BEGIN Listing

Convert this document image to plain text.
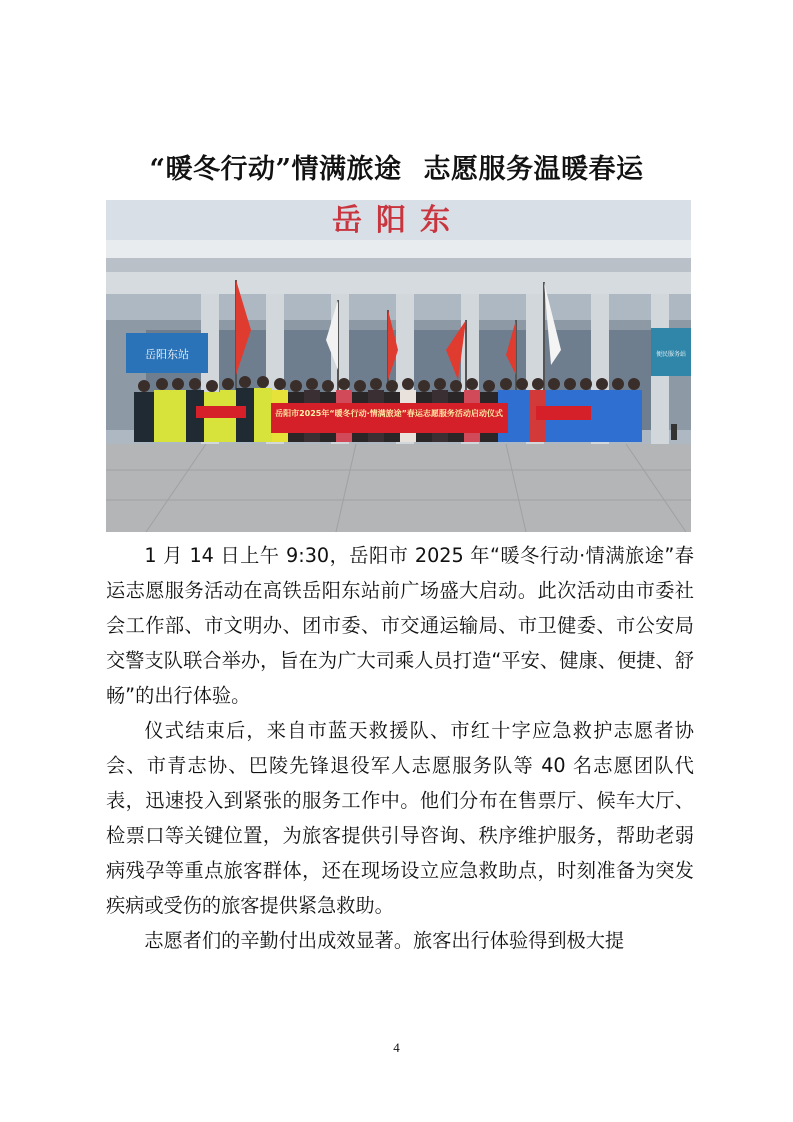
“暖冬行动”情满旅途 志愿服务温暖春运
岳阳东
岳阳东站	便民服务站
岳阳市2025年“暖冬行动·情满旅途”春运志愿服务活动启动仪式

1 月 14 日上午 9:30，岳阳市 2025 年“暖冬行动·情满旅途”春运志愿服务活动在高铁岳阳东站前广场盛大启动。此次活动由市委社会工作部、市文明办、团市委、市交通运输局、市卫健委、市公安局交警支队联合举办，旨在为广大司乘人员打造“平安、健康、便捷、舒畅”的出行体验。

仪式结束后，来自市蓝天救援队、市红十字应急救护志愿者协会、市青志协、巴陵先锋退役军人志愿服务队等 40 名志愿团队代表，迅速投入到紧张的服务工作中。他们分布在售票厅、候车大厅、检票口等关键位置，为旅客提供引导咨询、秩序维护服务，帮助老弱病残孕等重点旅客群体，还在现场设立应急救助点，时刻准备为突发疾病或受伤的旅客提供紧急救助。

志愿者们的辛勤付出成效显著。旅客出行体验得到极大提

4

END Listing

What to do | Transcribe the complete set of entries verbatim. No pictures belong in the copy.

Output for this exercise |
Convert this document image to plain text.
“暖冬行动”情满旅途 志愿服务温暖春运
岳阳东
岳阳东站	便民服务站
岳阳市2025年“暖冬行动·情满旅途”春运志愿服务活动启动仪式

1 月 14 日上午 9:30，岳阳市 2025 年“暖冬行动·情满旅途”春运志愿服务活动在高铁岳阳东站前广场盛大启动。此次活动由市委社会工作部、市文明办、团市委、市交通运输局、市卫健委、市公安局交警支队联合举办，旨在为广大司乘人员打造“平安、健康、便捷、舒畅”的出行体验。

仪式结束后，来自市蓝天救援队、市红十字应急救护志愿者协会、市青志协、巴陵先锋退役军人志愿服务队等 40 名志愿团队代表，迅速投入到紧张的服务工作中。他们分布在售票厅、候车大厅、检票口等关键位置，为旅客提供引导咨询、秩序维护服务，帮助老弱病残孕等重点旅客群体，还在现场设立应急救助点，时刻准备为突发疾病或受伤的旅客提供紧急救助。

志愿者们的辛勤付出成效显著。旅客出行体验得到极大提

4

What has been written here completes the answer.